>> BEGIN Record excerpts

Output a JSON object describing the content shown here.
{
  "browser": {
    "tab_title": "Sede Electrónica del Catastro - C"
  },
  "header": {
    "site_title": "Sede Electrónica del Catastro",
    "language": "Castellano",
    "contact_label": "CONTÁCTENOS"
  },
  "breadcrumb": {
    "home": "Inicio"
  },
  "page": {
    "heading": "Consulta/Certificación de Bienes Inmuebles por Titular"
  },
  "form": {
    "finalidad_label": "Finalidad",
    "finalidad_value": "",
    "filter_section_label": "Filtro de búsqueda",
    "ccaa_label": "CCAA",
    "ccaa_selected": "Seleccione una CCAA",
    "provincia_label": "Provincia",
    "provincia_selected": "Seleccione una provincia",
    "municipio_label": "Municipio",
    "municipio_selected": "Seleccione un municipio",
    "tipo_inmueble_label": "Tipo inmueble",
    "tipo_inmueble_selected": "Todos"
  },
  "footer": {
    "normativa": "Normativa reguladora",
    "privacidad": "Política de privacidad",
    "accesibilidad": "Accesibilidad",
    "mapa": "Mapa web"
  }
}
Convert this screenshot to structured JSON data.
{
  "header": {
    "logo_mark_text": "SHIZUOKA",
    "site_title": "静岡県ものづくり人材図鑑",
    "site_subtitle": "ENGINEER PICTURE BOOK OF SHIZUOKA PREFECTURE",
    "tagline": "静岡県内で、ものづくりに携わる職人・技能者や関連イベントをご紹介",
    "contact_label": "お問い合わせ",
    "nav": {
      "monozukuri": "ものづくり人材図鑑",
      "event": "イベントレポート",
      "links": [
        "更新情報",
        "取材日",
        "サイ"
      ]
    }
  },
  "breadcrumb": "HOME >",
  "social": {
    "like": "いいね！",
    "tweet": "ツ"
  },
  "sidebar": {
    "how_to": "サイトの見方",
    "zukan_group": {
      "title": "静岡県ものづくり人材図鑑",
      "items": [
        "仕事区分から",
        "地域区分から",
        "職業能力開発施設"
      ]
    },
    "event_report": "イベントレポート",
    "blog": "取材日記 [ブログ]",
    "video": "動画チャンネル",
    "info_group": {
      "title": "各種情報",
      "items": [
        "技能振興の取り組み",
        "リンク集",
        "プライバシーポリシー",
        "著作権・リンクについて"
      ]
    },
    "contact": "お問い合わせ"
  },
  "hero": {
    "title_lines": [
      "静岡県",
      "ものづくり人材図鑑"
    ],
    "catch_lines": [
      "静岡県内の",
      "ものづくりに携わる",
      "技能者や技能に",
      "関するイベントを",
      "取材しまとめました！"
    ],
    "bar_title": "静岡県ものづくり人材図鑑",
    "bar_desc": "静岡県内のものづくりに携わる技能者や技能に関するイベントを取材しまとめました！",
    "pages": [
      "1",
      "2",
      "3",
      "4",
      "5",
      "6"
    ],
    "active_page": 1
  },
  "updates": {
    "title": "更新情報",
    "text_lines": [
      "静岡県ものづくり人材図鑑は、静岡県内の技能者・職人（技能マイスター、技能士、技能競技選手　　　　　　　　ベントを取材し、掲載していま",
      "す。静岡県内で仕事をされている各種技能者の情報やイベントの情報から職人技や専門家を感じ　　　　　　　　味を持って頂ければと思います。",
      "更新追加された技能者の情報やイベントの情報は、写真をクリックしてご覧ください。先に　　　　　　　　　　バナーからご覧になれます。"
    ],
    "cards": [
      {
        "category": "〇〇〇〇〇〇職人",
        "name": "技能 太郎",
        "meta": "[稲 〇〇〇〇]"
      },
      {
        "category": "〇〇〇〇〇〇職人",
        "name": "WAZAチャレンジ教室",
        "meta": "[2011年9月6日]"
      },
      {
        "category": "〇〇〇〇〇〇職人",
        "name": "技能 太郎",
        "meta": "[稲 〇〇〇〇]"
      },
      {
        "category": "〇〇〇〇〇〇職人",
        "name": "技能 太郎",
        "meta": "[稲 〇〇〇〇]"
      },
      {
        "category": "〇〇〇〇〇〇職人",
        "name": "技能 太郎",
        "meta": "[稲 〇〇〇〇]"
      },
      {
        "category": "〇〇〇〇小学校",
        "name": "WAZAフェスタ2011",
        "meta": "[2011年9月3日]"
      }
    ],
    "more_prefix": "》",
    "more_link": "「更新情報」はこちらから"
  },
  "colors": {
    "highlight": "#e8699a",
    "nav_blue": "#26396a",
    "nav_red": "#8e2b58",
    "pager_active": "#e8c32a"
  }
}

>> END Record excerpts

- **Exercise details**
From the listing above, pick out each line where the word "Electrónica" appears.

- **Exercise solution**
    "tab_title": "Sede Electrónica del Catastro - C"
    "site_title": "Sede Electrónica del Catastro",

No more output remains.